§ **Stated problem**: Beneath this sentence is a set of records; write each of them out exactly.

§ **Exercise data**:
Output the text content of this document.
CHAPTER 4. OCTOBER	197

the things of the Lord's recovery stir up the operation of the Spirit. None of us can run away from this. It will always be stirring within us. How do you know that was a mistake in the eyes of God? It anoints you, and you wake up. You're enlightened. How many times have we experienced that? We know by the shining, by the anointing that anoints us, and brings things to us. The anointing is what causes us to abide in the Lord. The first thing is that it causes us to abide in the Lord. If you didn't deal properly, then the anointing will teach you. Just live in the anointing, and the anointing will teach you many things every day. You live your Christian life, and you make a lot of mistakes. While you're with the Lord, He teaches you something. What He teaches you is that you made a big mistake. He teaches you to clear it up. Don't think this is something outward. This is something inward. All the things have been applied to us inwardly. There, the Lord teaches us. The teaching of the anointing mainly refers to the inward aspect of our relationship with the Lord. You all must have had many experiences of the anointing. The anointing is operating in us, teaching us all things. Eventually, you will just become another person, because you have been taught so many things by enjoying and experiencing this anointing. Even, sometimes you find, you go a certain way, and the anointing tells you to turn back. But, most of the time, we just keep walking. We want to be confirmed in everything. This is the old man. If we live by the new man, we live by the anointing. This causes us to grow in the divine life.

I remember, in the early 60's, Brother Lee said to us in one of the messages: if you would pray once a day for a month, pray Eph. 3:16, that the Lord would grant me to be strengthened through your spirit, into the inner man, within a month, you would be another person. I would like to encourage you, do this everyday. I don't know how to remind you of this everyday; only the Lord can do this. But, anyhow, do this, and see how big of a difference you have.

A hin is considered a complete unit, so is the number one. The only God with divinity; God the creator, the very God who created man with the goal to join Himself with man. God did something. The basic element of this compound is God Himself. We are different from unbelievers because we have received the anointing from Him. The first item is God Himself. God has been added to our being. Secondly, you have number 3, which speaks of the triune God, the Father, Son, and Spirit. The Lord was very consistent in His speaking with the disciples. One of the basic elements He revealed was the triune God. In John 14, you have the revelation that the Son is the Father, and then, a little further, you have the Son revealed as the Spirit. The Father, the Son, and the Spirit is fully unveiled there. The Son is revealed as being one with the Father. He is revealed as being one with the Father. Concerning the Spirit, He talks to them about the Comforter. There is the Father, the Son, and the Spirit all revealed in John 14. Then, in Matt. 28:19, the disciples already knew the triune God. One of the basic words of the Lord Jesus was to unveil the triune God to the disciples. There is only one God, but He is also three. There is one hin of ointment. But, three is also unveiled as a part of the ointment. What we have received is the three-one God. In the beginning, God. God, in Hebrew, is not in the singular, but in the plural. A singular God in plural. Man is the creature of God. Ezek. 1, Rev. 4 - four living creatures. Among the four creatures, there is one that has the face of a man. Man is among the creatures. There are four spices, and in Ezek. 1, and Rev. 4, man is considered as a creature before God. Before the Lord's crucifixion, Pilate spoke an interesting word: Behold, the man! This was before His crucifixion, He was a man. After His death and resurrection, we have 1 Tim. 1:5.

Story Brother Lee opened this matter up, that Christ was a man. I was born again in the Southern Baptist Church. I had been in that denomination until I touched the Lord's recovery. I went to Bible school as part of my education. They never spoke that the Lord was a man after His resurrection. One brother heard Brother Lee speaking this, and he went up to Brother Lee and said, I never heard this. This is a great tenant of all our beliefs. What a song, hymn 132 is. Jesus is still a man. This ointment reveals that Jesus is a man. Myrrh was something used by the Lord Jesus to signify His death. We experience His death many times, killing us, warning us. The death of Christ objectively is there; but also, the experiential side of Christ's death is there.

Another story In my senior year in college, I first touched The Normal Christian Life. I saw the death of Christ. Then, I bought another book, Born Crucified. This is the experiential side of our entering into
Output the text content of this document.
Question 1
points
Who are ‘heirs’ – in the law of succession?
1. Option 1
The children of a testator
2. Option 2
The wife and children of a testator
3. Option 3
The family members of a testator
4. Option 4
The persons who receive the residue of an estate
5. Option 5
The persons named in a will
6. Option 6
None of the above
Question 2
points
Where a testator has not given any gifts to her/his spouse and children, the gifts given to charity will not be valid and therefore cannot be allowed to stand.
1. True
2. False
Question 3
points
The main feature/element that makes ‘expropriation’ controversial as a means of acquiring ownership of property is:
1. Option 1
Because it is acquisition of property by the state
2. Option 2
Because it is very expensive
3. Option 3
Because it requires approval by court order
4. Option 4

§ **Reply**:
Output the text content of this document.
CHAPTER 4. OCTOBER	197

the things of the Lord's recovery stir up the operation of the Spirit. None of us can run away from this. It will always be stirring within us. How do you know that was a mistake in the eyes of God? It anoints you, and you wake up. You're enlightened. How many times have we experienced that? We know by the shining, by the anointing that anoints us, and brings things to us. The anointing is what causes us to abide in the Lord. The first thing is that it causes us to abide in the Lord. If you didn't deal properly, then the anointing will teach you. Just live in the anointing, and the anointing will teach you many things every day. You live your Christian life, and you make a lot of mistakes. While you're with the Lord, He teaches you something. What He teaches you is that you made a big mistake. He teaches you to clear it up. Don't think this is something outward. This is something inward. All the things have been applied to us inwardly. There, the Lord teaches us. The teaching of the anointing mainly refers to the inward aspect of our relationship with the Lord. You all must have had many experiences of the anointing. The anointing is operating in us, teaching us all things. Eventually, you will just become another person, because you have been taught so many things by enjoying and experiencing this anointing. Even, sometimes you find, you go a certain way, and the anointing tells you to turn back. But, most of the time, we just keep walking. We want to be confirmed in everything. This is the old man. If we live by the new man, we live by the anointing. This causes us to grow in the divine life.

I remember, in the early 60's, Brother Lee said to us in one of the messages: if you would pray once a day for a month, pray Eph. 3:16, that the Lord would grant me to be strengthened through your spirit, into the inner man, within a month, you would be another person. I would like to encourage you, do this everyday. I don't know how to remind you of this everyday; only the Lord can do this. But, anyhow, do this, and see how big of a difference you have.

A hin is considered a complete unit, so is the number one. The only God with divinity; God the creator, the very God who created man with the goal to join Himself with man. God did something. The basic element of this compound is God Himself. We are different from unbelievers because we have received the anointing from Him. The first item is God Himself. God has been added to our being. Secondly, you have number 3, which speaks of the triune God, the Father, Son, and Spirit. The Lord was very consistent in His speaking with the disciples. One of the basic elements He revealed was the triune God. In John 14, you have the revelation that the Son is the Father, and then, a little further, you have the Son revealed as the Spirit. The Father, the Son, and the Spirit is fully unveiled there. The Son is revealed as being one with the Father. He is revealed as being one with the Father. Concerning the Spirit, He talks to them about the Comforter. There is the Father, the Son, and the Spirit all revealed in John 14. Then, in Matt. 28:19, the disciples already knew the triune God. One of the basic words of the Lord Jesus was to unveil the triune God to the disciples. There is only one God, but He is also three. There is one hin of ointment. But, three is also unveiled as a part of the ointment. What we have received is the three-one God. In the beginning, God. God, in Hebrew, is not in the singular, but in the plural. A singular God in plural. Man is the creature of God. Ezek. 1, Rev. 4 - four living creatures. Among the four creatures, there is one that has the face of a man. Man is among the creatures. There are four spices, and in Ezek. 1, and Rev. 4, man is considered as a creature before God. Before the Lord's crucifixion, Pilate spoke an interesting word: Behold, the man! This was before His crucifixion, He was a man. After His death and resurrection, we have 1 Tim. 1:5.

Story Brother Lee opened this matter up, that Christ was a man. I was born again in the Southern Baptist Church. I had been in that denomination until I touched the Lord's recovery. I went to Bible school as part of my education. They never spoke that the Lord was a man after His resurrection. One brother heard Brother Lee speaking this, and he went up to Brother Lee and said, I never heard this. This is a great tenant of all our beliefs. What a song, hymn 132 is. Jesus is still a man. This ointment reveals that Jesus is a man. Myrrh was something used by the Lord Jesus to signify His death. We experience His death many times, killing us, warning us. The death of Christ objectively is there; but also, the experiential side of Christ's death is there.

Another story In my senior year in college, I first touched The Normal Christian Life. I saw the death of Christ. Then, I bought another book, Born Crucified. This is the experiential side of our entering into
Output the text content of this document.
Question 1
points
Who are ‘heirs’ – in the law of succession?
1. Option 1
The children of a testator
2. Option 2
The wife and children of a testator
3. Option 3
The family members of a testator
4. Option 4
The persons who receive the residue of an estate
5. Option 5
The persons named in a will
6. Option 6
None of the above
Question 2
points
Where a testator has not given any gifts to her/his spouse and children, the gifts given to charity will not be valid and therefore cannot be allowed to stand.
1. True
2. False
Question 3
points
The main feature/element that makes ‘expropriation’ controversial as a means of acquiring ownership of property is:
1. Option 1
Because it is acquisition of property by the state
2. Option 2
Because it is very expensive
3. Option 3
Because it requires approval by court order
4. Option 4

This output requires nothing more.